**Document excerpt:**
::::
MSCI rejection shows China’s market credibility still in question

Jury is still out on whether the A-share market is now functioning better after a year of hard knocks

The time for reflection is over. A year after the Chinese stock market crash, many claim more questions than answers remain over the credibility and confidence of China’s yuan-dominated, and largely-closed onshore stock market. Photo: Simon Song, SCMP

The third rejection of China’s A-shares by global share index compiler MSCI coincides with the first anniversary of the beginning of the country’s worst ever stock market crash, which wiped about $4 trillion worth off the market’s value.

Those weeks of turmoil last summer shattered the confidence of many of the country’s 100 million retail investors, but arguably more telling, it exposed the limited capabilities of Beijing in managing its own financial markets.

Twelve months down the line, and now facing yet another rejection by MSCI, more questions than answers remain over the credibility and confidence of China’s yuan-dominated, and largely-closed onshore stock market.

Top of the list for many is a relatively simple one: who was really most responsible for that market crash?

There have been high-profile sackings, including the securities regulator chief, and arrests of executives on charges of insider trading. Trillions of state funds have been ploughed into propping up stock prices.

But all that has largely failed too generate anything like a recovery.

The jury is still most definitely out on whether the A-share market is now functioning better than a year ago, and whether enough funds have been spent on not only ironing out the glitches in its most vulnerable areas, but finding the right way ahead.

“The re-thinking process is still going on,” said Zuo Xiaolei, a researcher in the Counsellors’ Office at the State Council, the cabinet, who has decades of experiences in China’s securities market.

“For instance, should China be rushing so fast to introduce new products and derivatives? New tools often designed to hedge risks, in practise do little more that worsen market swings.”

MSCI said it deems China’s onshore stock market, with its market capitalization of $8 trillion, as not open enough for foreign investors — and that forms the basis of its rejection of including A-shares in its emerging market indices.

Chin Ping Chia, its head of research for Asia Pacific, said at a teleconference, specifically, that China has to remove the 20 per cent monthly repatriation limit in a quota system for foreign investors and must be clearer on implementation of new trading suspension treatment.

But even more embarrassing for Beijing is that its much-smaller peer Pakistan has been added to the index after it managed to carry out a number of key reforms to satisfy the requirements of MSCI.

The latest rejection is a bitter blow for many, who had been hoping an inclusion would bring much-needed fresh funds and confidence into the bruised market, which has now lost about 45 per cent from last year’s close of 5,166 on June 12.

As long as raw fundraising and industrial policy goals dominate Beijing’s economy policy, it will be almost impossible to have genuinely market-oriented stock markets in China. Scott Kennedy, director of Washington-based think-tank, the Center for Strategic and International Studies

A Chinese Securities Regulatory Commission spokesman insisted in a statement on Wednesday morning that he considered any international stock index excluding A-shares as “incomplete”, and that the MSCI decision will do nothing to alter China’s “capital market opening-up and reform process”.

The benchmark Shanghai Composite Index index gained 1.58 per cent on Wednesday after a low opening.
::::
**Data:**
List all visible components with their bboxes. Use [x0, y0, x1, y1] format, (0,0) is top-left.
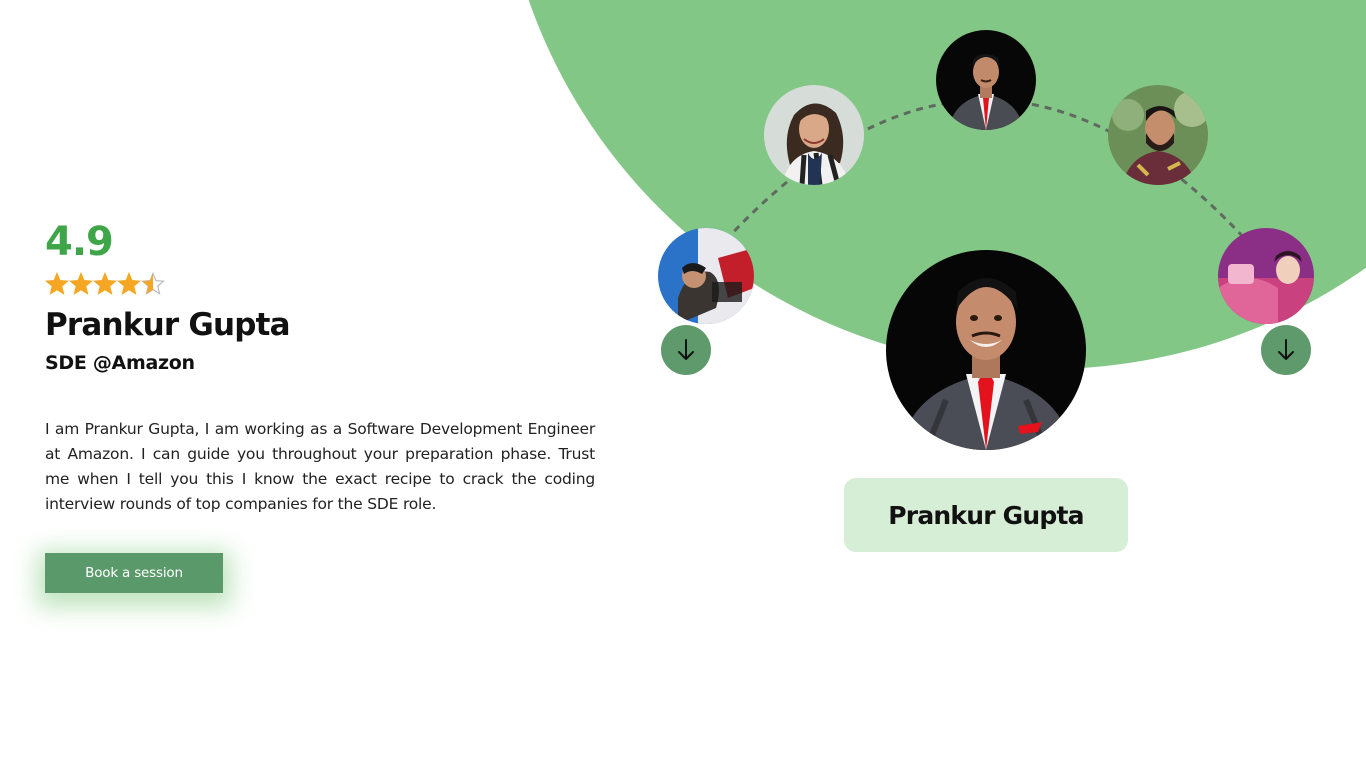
avatar-photo-icon: [936, 30, 1036, 130]
mentor-avatar-right-partial[interactable]: [1218, 228, 1314, 324]
mentor-avatar-prankur-top[interactable]: [936, 30, 1036, 130]
selected-mentor-name-card: Prankur Gupta: [844, 478, 1128, 552]
avatar-photo-icon: [764, 85, 864, 185]
prev-mentor-button[interactable]: [661, 325, 711, 375]
avatar-photo-icon: [1218, 228, 1314, 324]
selected-mentor-avatar: [886, 250, 1086, 450]
avatar-photo-icon: [658, 228, 754, 324]
next-mentor-button[interactable]: [1261, 325, 1311, 375]
arrow-down-icon: [1278, 339, 1294, 360]
avatar-photo-icon: [1108, 85, 1208, 185]
profile-details: 4.9 Prankur Gupta SDE @Amazon I am Prank…: [45, 218, 597, 593]
mentor-profile-page: 4.9 Prankur Gupta SDE @Amazon I am Prank…: [0, 0, 1366, 768]
arrow-down-icon: [678, 339, 694, 360]
selected-mentor-name: Prankur Gupta: [888, 500, 1084, 530]
mentor-avatar-woman[interactable]: [764, 85, 864, 185]
rating-value: 4.9: [45, 219, 114, 265]
star-icon: [117, 272, 141, 295]
avatar-photo-icon: [886, 250, 1086, 450]
book-session-button[interactable]: Book a session: [45, 553, 223, 593]
mentor-avatar-man-beard[interactable]: [1108, 85, 1208, 185]
mentor-avatar-left-partial[interactable]: [658, 228, 754, 324]
mentor-name: Prankur Gupta: [45, 307, 291, 343]
star-icon: [45, 272, 69, 295]
star-icon: [141, 272, 165, 295]
star-icon: [93, 272, 117, 295]
star-rating: [45, 272, 597, 296]
star-icon: [69, 272, 93, 295]
mentor-description: I am Prankur Gupta, I am working as a So…: [45, 420, 595, 513]
mentor-role: SDE @Amazon: [45, 352, 195, 374]
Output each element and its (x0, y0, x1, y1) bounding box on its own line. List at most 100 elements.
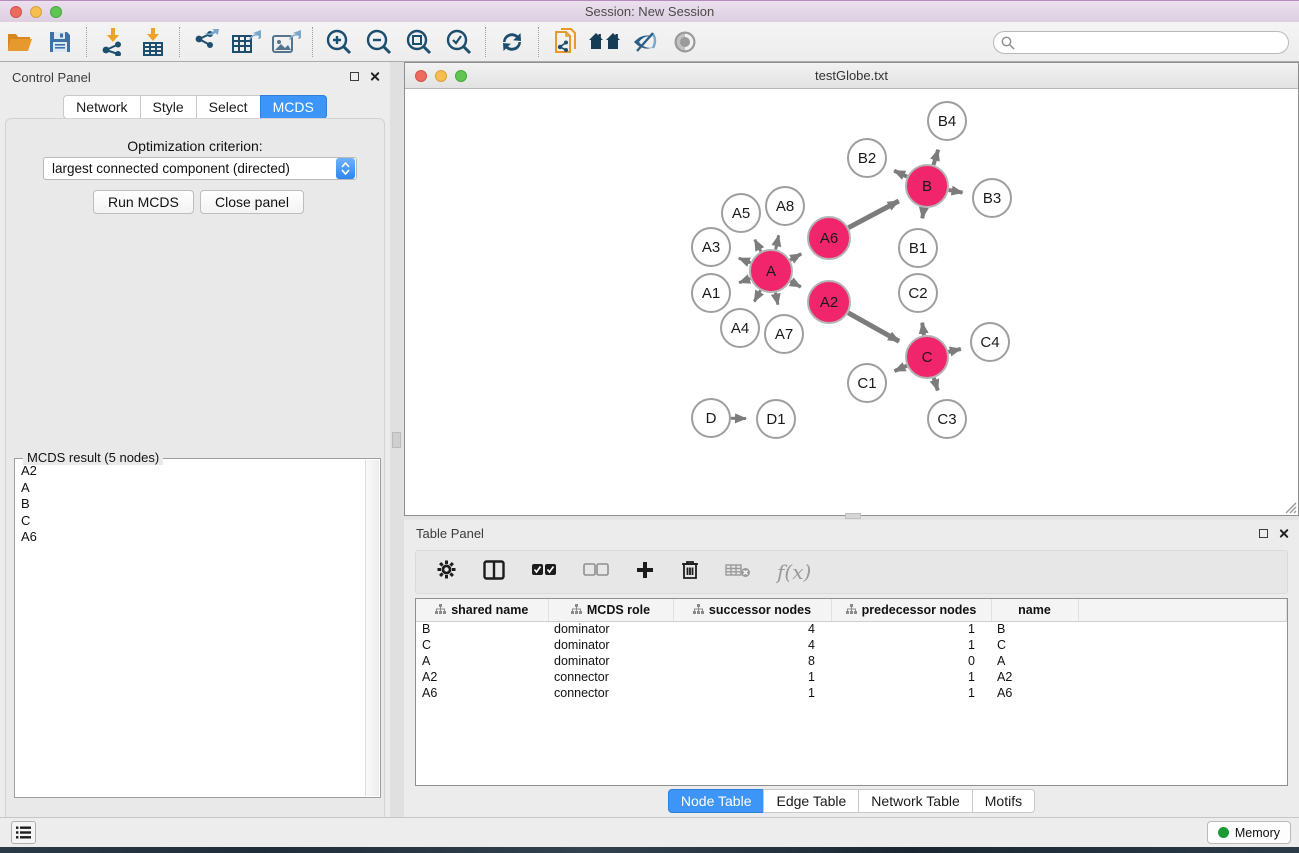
::::
**Given task 1:**
Answer these from the article on the MSCI rejection of China's A-shares, one line each:
(a) About how much value did last summer's crash wipe off the market?
(b) Which limit on foreign investors did Chin Ping Chia say China has to remove?
(c) Which country was added to the index?
**Given task 2:** Turn the paragraph of the article on the MSCI rejection that begins "There have been high-profile sackings" into a short bulleted list that keeps its main facts.

**Result 1:**
(a) About $4 trillion.
(b) The 20 per cent monthly repatriation limit in the quota system for foreign investors.
(c) Pakistan.

**Result 2:**
- High-profile sackings, including the securities regulator chief
- Arrests of executives on insider trading charges
- Trillions in state funds used to prop up stock prices